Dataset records
━━━━━━━━

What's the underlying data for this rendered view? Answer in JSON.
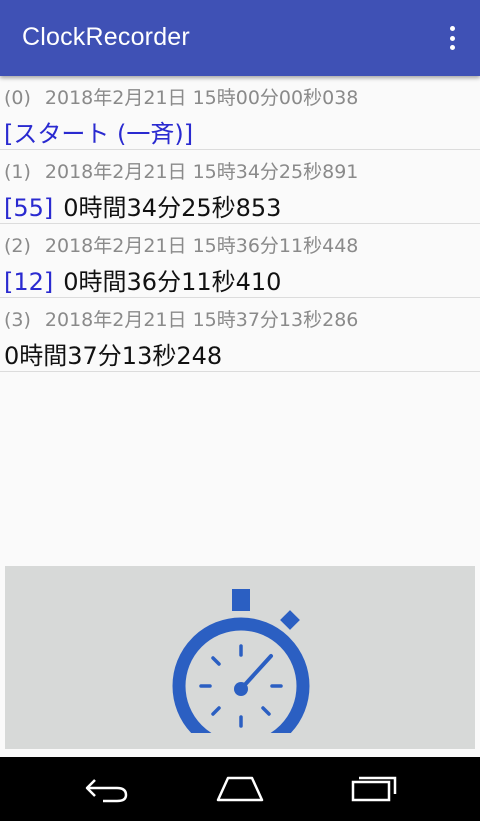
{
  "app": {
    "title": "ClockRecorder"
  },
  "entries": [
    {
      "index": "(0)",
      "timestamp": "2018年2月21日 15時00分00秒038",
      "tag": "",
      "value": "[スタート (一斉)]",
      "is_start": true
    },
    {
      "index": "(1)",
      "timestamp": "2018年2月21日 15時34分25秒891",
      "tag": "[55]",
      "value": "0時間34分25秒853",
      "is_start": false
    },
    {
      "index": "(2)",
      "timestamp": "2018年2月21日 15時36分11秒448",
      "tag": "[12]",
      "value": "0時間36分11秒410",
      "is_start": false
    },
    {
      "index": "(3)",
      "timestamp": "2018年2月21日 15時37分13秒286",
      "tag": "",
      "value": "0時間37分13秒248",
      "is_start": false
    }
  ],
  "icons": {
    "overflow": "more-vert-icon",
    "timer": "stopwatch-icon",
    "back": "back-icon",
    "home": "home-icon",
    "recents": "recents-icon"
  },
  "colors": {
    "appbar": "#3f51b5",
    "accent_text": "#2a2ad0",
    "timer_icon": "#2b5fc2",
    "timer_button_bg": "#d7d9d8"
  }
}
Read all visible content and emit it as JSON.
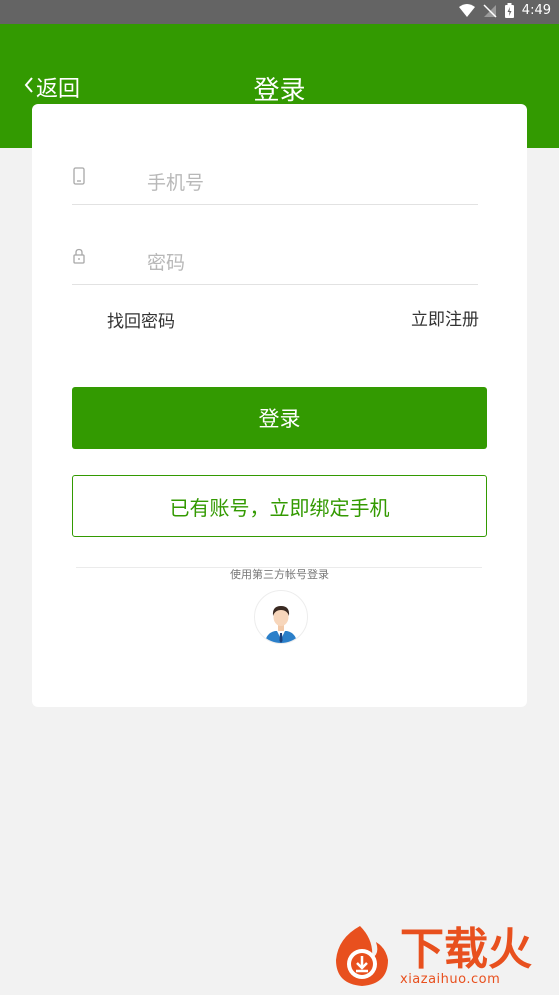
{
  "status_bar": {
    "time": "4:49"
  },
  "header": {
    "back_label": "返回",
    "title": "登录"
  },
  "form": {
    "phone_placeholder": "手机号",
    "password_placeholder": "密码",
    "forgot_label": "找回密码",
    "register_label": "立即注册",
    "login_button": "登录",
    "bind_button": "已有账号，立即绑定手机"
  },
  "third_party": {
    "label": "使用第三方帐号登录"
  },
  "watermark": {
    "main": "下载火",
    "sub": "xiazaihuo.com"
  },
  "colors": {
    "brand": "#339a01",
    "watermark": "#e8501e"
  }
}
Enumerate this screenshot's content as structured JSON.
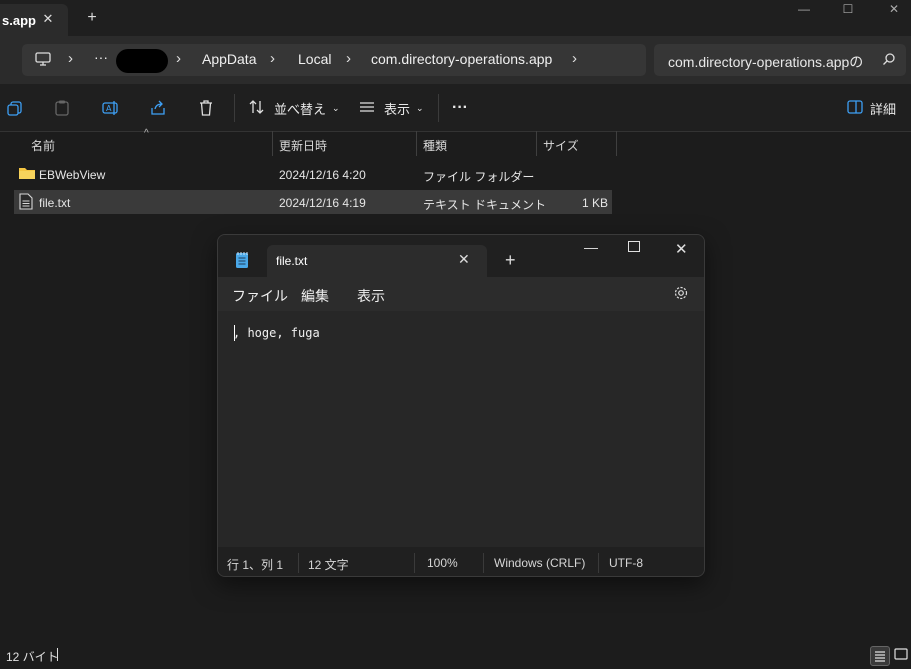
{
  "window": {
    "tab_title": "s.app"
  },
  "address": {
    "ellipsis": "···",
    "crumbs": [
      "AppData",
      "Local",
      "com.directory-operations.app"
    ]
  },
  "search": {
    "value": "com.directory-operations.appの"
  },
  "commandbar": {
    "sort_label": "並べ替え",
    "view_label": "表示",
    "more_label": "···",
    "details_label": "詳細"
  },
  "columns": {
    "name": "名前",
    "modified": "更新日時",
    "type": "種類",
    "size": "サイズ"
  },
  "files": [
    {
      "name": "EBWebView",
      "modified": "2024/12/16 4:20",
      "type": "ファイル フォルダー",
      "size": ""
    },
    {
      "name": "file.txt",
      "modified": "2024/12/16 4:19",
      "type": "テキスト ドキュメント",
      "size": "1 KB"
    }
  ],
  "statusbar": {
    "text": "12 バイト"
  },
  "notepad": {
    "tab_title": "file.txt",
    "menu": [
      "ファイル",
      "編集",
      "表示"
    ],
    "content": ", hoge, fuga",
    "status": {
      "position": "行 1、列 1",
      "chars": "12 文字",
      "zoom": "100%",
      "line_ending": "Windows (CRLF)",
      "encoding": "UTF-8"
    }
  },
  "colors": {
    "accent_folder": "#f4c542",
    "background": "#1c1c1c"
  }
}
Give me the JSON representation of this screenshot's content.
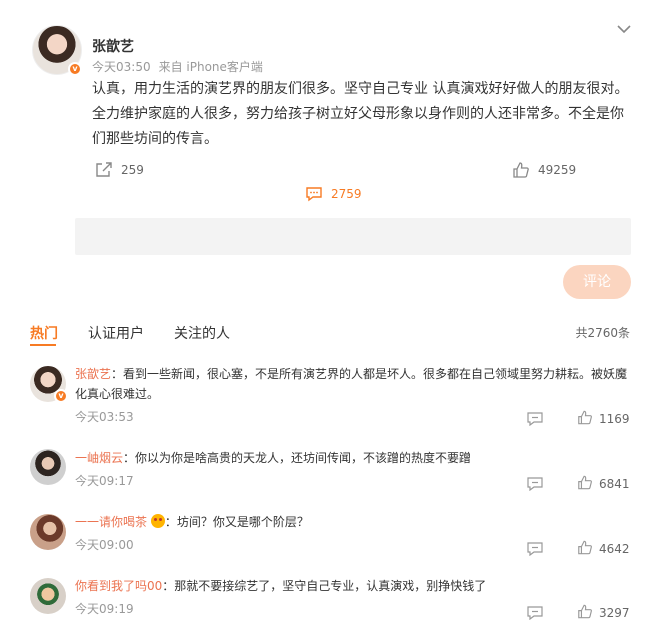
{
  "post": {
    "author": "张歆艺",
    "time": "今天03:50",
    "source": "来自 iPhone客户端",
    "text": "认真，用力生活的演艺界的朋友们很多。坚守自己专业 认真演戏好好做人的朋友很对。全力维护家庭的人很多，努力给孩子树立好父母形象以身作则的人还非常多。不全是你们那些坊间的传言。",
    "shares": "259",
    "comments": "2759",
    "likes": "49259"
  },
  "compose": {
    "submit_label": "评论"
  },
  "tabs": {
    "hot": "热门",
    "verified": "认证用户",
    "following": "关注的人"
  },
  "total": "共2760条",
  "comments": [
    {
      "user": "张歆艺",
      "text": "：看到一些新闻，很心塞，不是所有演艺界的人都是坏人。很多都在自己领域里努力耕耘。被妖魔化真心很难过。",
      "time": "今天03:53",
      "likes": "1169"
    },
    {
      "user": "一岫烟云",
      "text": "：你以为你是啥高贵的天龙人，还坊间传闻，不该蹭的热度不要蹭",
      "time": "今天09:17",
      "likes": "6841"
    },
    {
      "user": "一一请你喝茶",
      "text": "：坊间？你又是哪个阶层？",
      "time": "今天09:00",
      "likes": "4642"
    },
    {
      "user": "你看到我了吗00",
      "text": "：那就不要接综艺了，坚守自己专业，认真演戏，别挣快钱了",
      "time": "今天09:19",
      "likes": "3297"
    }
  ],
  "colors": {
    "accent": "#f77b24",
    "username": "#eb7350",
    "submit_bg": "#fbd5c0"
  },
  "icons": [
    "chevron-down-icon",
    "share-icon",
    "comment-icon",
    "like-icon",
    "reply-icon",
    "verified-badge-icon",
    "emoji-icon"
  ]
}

━━━━━━━━

Output every entry exactly as given; pictures are not part of the copy.

RESPONSE TO THE TASK:
What's the underlying data for this rendered view? Answer in JSON.
{
  "app": {
    "title": "ClockRecorder"
  },
  "entries": [
    {
      "index": "(0)",
      "timestamp": "2018年2月21日 15時00分00秒038",
      "tag": "",
      "value": "[スタート (一斉)]",
      "is_start": true
    },
    {
      "index": "(1)",
      "timestamp": "2018年2月21日 15時34分25秒891",
      "tag": "[55]",
      "value": "0時間34分25秒853",
      "is_start": false
    },
    {
      "index": "(2)",
      "timestamp": "2018年2月21日 15時36分11秒448",
      "tag": "[12]",
      "value": "0時間36分11秒410",
      "is_start": false
    },
    {
      "index": "(3)",
      "timestamp": "2018年2月21日 15時37分13秒286",
      "tag": "",
      "value": "0時間37分13秒248",
      "is_start": false
    }
  ],
  "icons": {
    "overflow": "more-vert-icon",
    "timer": "stopwatch-icon",
    "back": "back-icon",
    "home": "home-icon",
    "recents": "recents-icon"
  },
  "colors": {
    "appbar": "#3f51b5",
    "accent_text": "#2a2ad0",
    "timer_icon": "#2b5fc2",
    "timer_button_bg": "#d7d9d8"
  }
}
Read all visible content and emit it as JSON.
{
  "status_bar": {
    "time": "4:49"
  },
  "header": {
    "back_label": "返回",
    "title": "登录"
  },
  "form": {
    "phone_placeholder": "手机号",
    "password_placeholder": "密码",
    "forgot_label": "找回密码",
    "register_label": "立即注册",
    "login_button": "登录",
    "bind_button": "已有账号，立即绑定手机"
  },
  "third_party": {
    "label": "使用第三方帐号登录"
  },
  "watermark": {
    "main": "下载火",
    "sub": "xiazaihuo.com"
  },
  "colors": {
    "brand": "#339a01",
    "watermark": "#e8501e"
  }
}
Enumerate this screenshot's content as structured JSON.
{
  "window": {
    "tab_title": "s.app"
  },
  "address": {
    "ellipsis": "···",
    "crumbs": [
      "AppData",
      "Local",
      "com.directory-operations.app"
    ]
  },
  "search": {
    "value": "com.directory-operations.appの"
  },
  "commandbar": {
    "sort_label": "並べ替え",
    "view_label": "表示",
    "more_label": "···",
    "details_label": "詳細"
  },
  "columns": {
    "name": "名前",
    "modified": "更新日時",
    "type": "種類",
    "size": "サイズ"
  },
  "files": [
    {
      "name": "EBWebView",
      "modified": "2024/12/16 4:20",
      "type": "ファイル フォルダー",
      "size": ""
    },
    {
      "name": "file.txt",
      "modified": "2024/12/16 4:19",
      "type": "テキスト ドキュメント",
      "size": "1 KB"
    }
  ],
  "statusbar": {
    "text": "12 バイト"
  },
  "notepad": {
    "tab_title": "file.txt",
    "menu": [
      "ファイル",
      "編集",
      "表示"
    ],
    "content": ", hoge, fuga",
    "status": {
      "position": "行 1、列 1",
      "chars": "12 文字",
      "zoom": "100%",
      "line_ending": "Windows (CRLF)",
      "encoding": "UTF-8"
    }
  },
  "colors": {
    "accent_folder": "#f4c542",
    "background": "#1c1c1c"
  }
}
Give me the JSON representation of this screenshot's content.
{
  "post": {
    "author": "张歆艺",
    "time": "今天03:50",
    "source": "来自 iPhone客户端",
    "text": "认真，用力生活的演艺界的朋友们很多。坚守自己专业 认真演戏好好做人的朋友很对。全力维护家庭的人很多，努力给孩子树立好父母形象以身作则的人还非常多。不全是你们那些坊间的传言。",
    "shares": "259",
    "comments": "2759",
    "likes": "49259"
  },
  "compose": {
    "submit_label": "评论"
  },
  "tabs": {
    "hot": "热门",
    "verified": "认证用户",
    "following": "关注的人"
  },
  "total": "共2760条",
  "comments": [
    {
      "user": "张歆艺",
      "text": "：看到一些新闻，很心塞，不是所有演艺界的人都是坏人。很多都在自己领域里努力耕耘。被妖魔化真心很难过。",
      "time": "今天03:53",
      "likes": "1169"
    },
    {
      "user": "一岫烟云",
      "text": "：你以为你是啥高贵的天龙人，还坊间传闻，不该蹭的热度不要蹭",
      "time": "今天09:17",
      "likes": "6841"
    },
    {
      "user": "一一请你喝茶",
      "text": "：坊间？你又是哪个阶层？",
      "time": "今天09:00",
      "likes": "4642"
    },
    {
      "user": "你看到我了吗00",
      "text": "：那就不要接综艺了，坚守自己专业，认真演戏，别挣快钱了",
      "time": "今天09:19",
      "likes": "3297"
    }
  ],
  "colors": {
    "accent": "#f77b24",
    "username": "#eb7350",
    "submit_bg": "#fbd5c0"
  },
  "icons": [
    "chevron-down-icon",
    "share-icon",
    "comment-icon",
    "like-icon",
    "reply-icon",
    "verified-badge-icon",
    "emoji-icon"
  ]
}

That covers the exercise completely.